### REQUIREMENTS
**A)** In the review of Sam Harris's cabaret show, reproduce the passage from "Harris, who was" up to and including "in its delivery.".
**B)** Answer these questions using the review of Sam Harris's cabaret show:
(i) Who served as Harris's music director and pianist?
(ii) In which state did Harris spend his boyhood?
(iii) How many days did Kim Kardashian's wedding last, according to Harris's list?

### PASSAGE PROVIDED
__________

By Tom Alvarez, Indianapolis Performing Arts Examiner
January 14, 2011
It was going to take more than a bad cold to keep Sam Harris down. Reinforcing that “the show must go on,” and like the trouper he is, Harris brought down the house during Broadway, Ballads & Blues, the 2012 season opener, at the Cabaret at the Columbia Club, Friday night. The show repeats Saturday at 8:00 p.m.
Ingesting tea, honey, apple juice and a throat spray that were placed on top of the grand piano and which he used frequently throughout his show, he was not only able to sing (against his doctor’s orders he told the audience) – he sang like a man possessed.
Harris, who was accompanied by his long time music director and pianist, Todd Schroeder, dazzled the audience with a performance that showed off his tremendous vocals and his considerable comic talent as well. Demonstrating both an extraordinary vocal and emotional range, Harris was deeply moving as he sang ballads such as Everyone’s Gone to the Moon, I Honestly Love You and In My Life.
After talking about his boyhood in Oklahoma during which he said, “other boys were playing ball, while I was singing Stormy Weather,” Harris launched into a stunning interpretation of the Harold Arlen classic that was beyond passionate in its delivery.
Known for his biting social and political commentary, Harris did not disappoint in his Cabaret debut. Spontaneous and unfiltered, he delighted the packed room with hilarious patter, particularly when he read from a list he drew up of both good and bad things that happened in 2011.
The bad things included everything from the death of Osama Bin Laden to Casey Anthony to Kim Kardashian’s 72-day wedding. They also included various surgeries (hip, knee and disc) that he endured last year to repair injuries he says were sustained while performing.

__________

### DATA EXCERPT

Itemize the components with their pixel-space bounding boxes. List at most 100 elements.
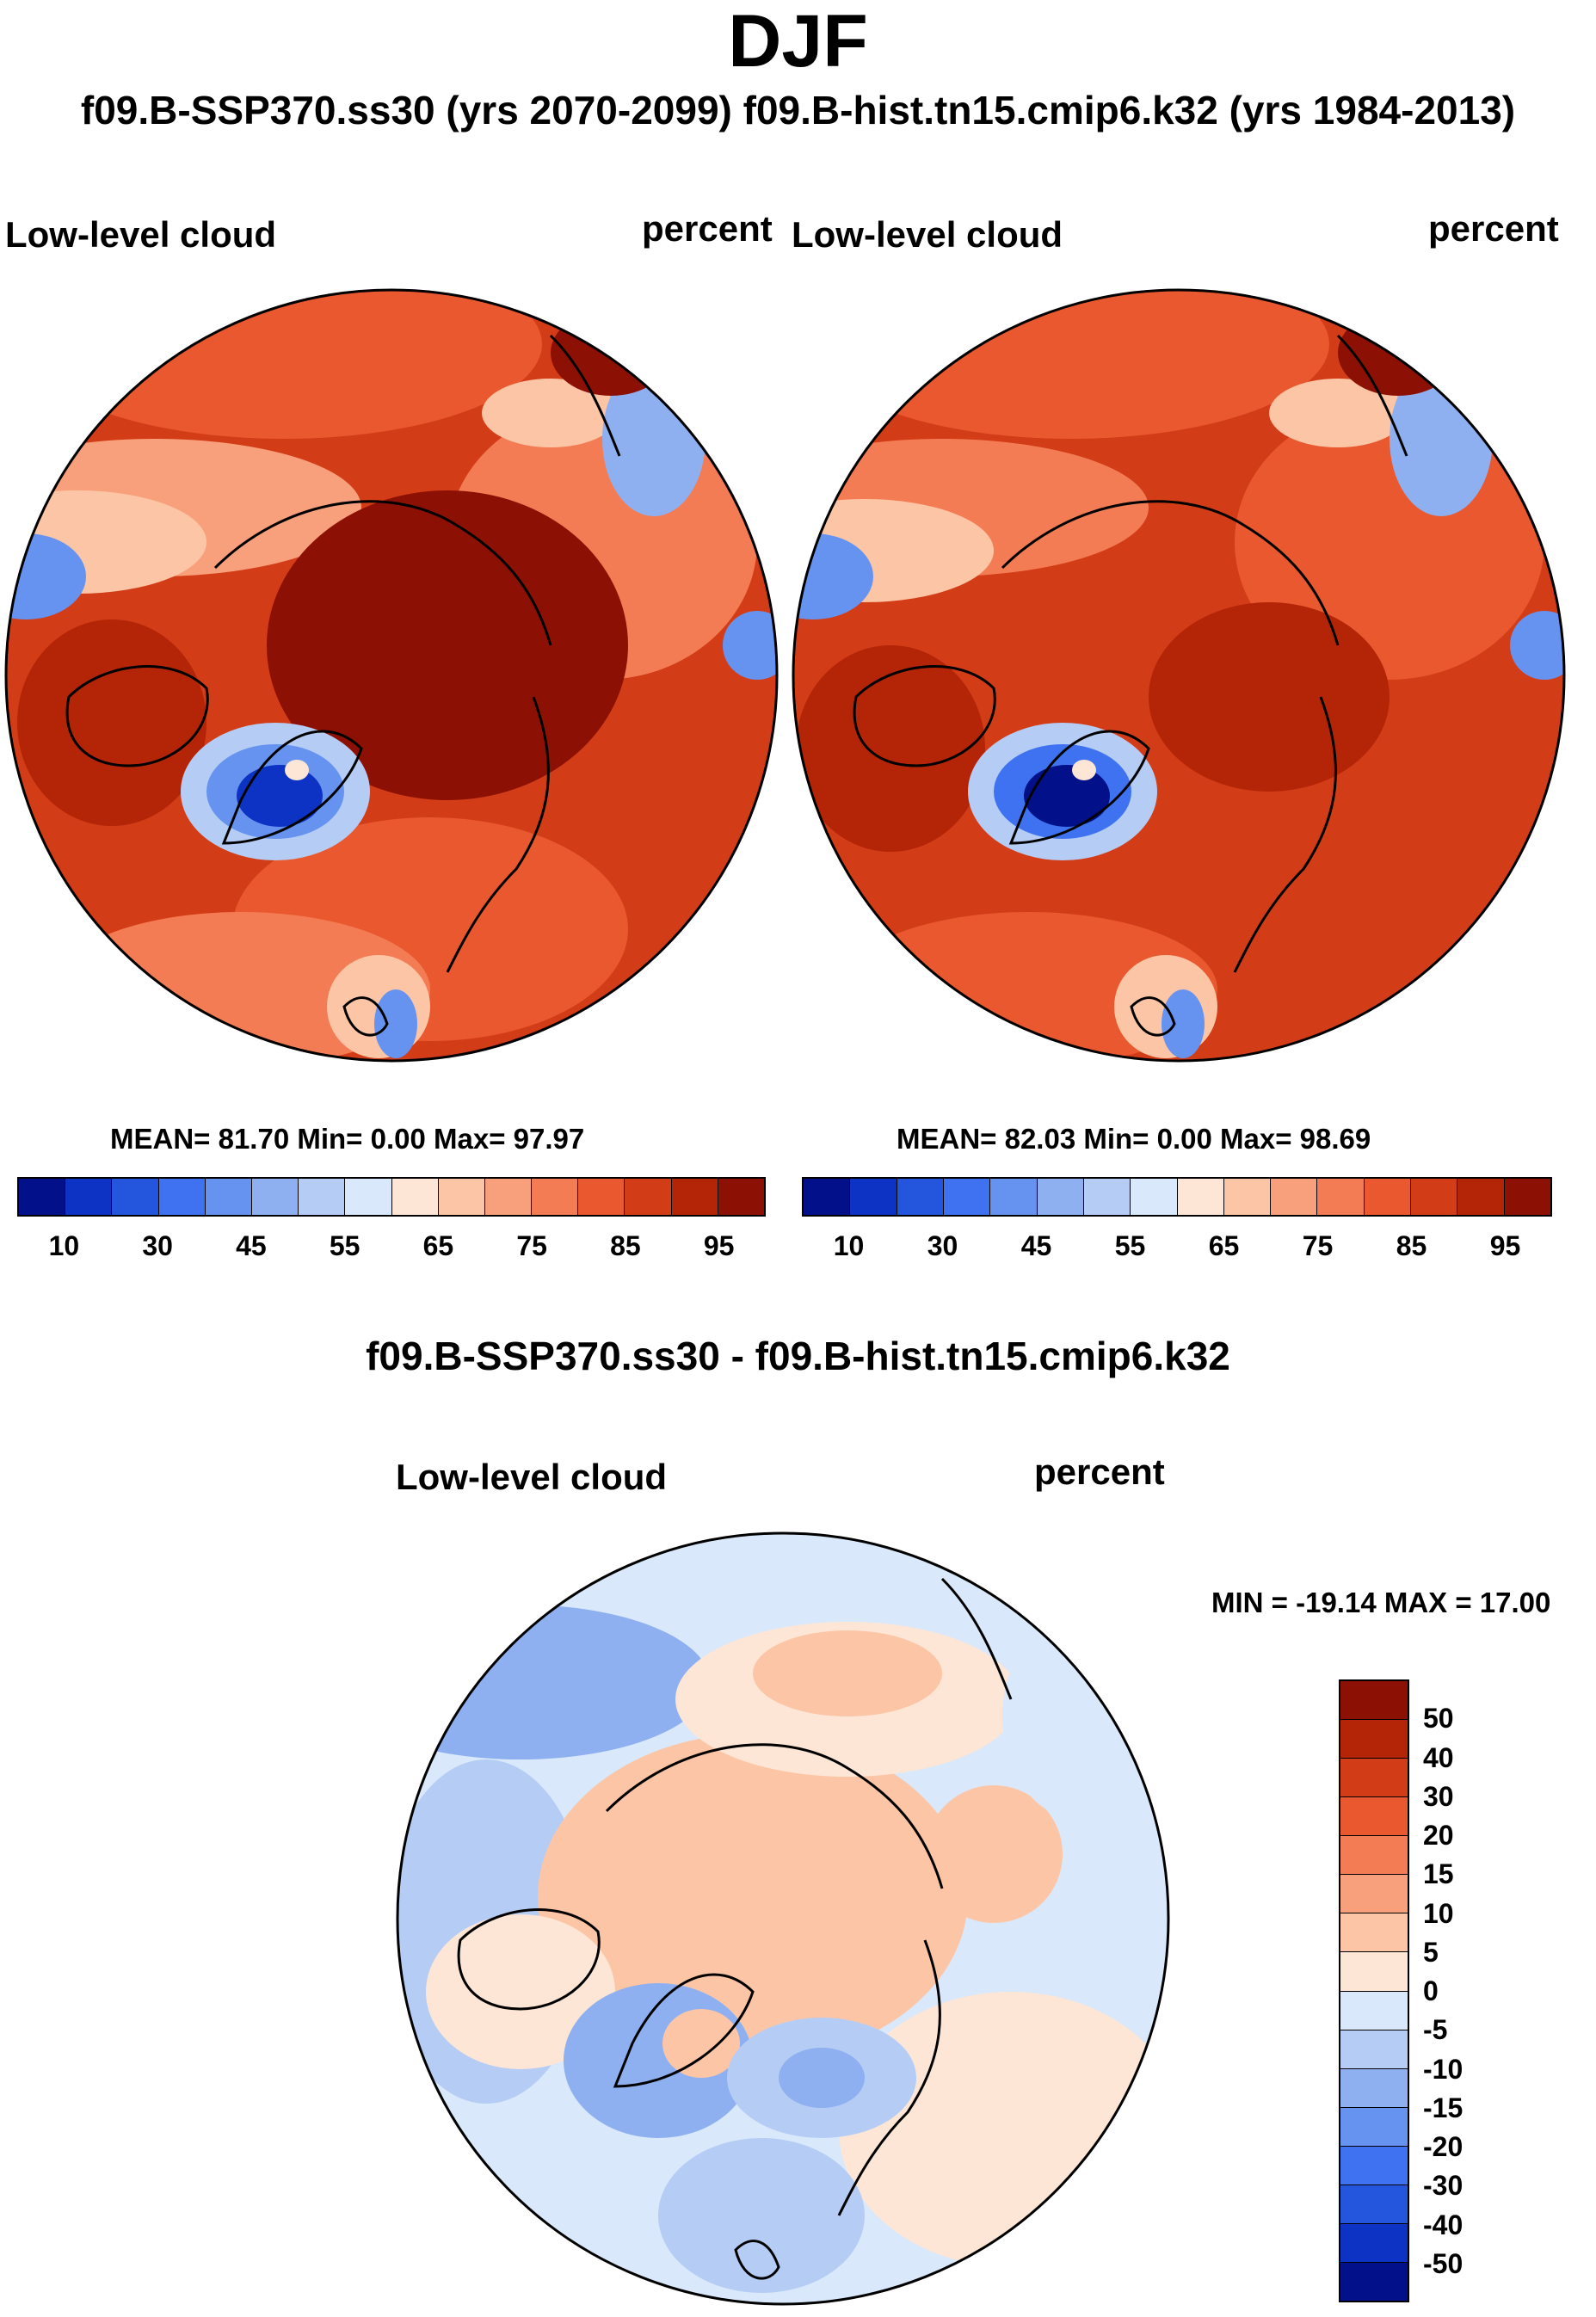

__________

### RESPONSES TO THE TASKS
**A)**
Harris, who was accompanied by his long time music director and pianist, Todd Schroeder, dazzled the audience with a performance that showed off his tremendous vocals and his considerable comic talent as well. Demonstrating both an extraordinary vocal and emotional range, Harris was deeply moving as he sang ballads such as Everyone’s Gone to the Moon, I Honestly Love You and In My Life.
After talking about his boyhood in Oklahoma during which he said, “other boys were playing ball, while I was singing Stormy Weather,” Harris launched into a stunning interpretation of the Harold Arlen classic that was beyond passionate in its delivery.

**B)**
(i) Todd Schroeder
(ii) Oklahoma
(iii) 72 days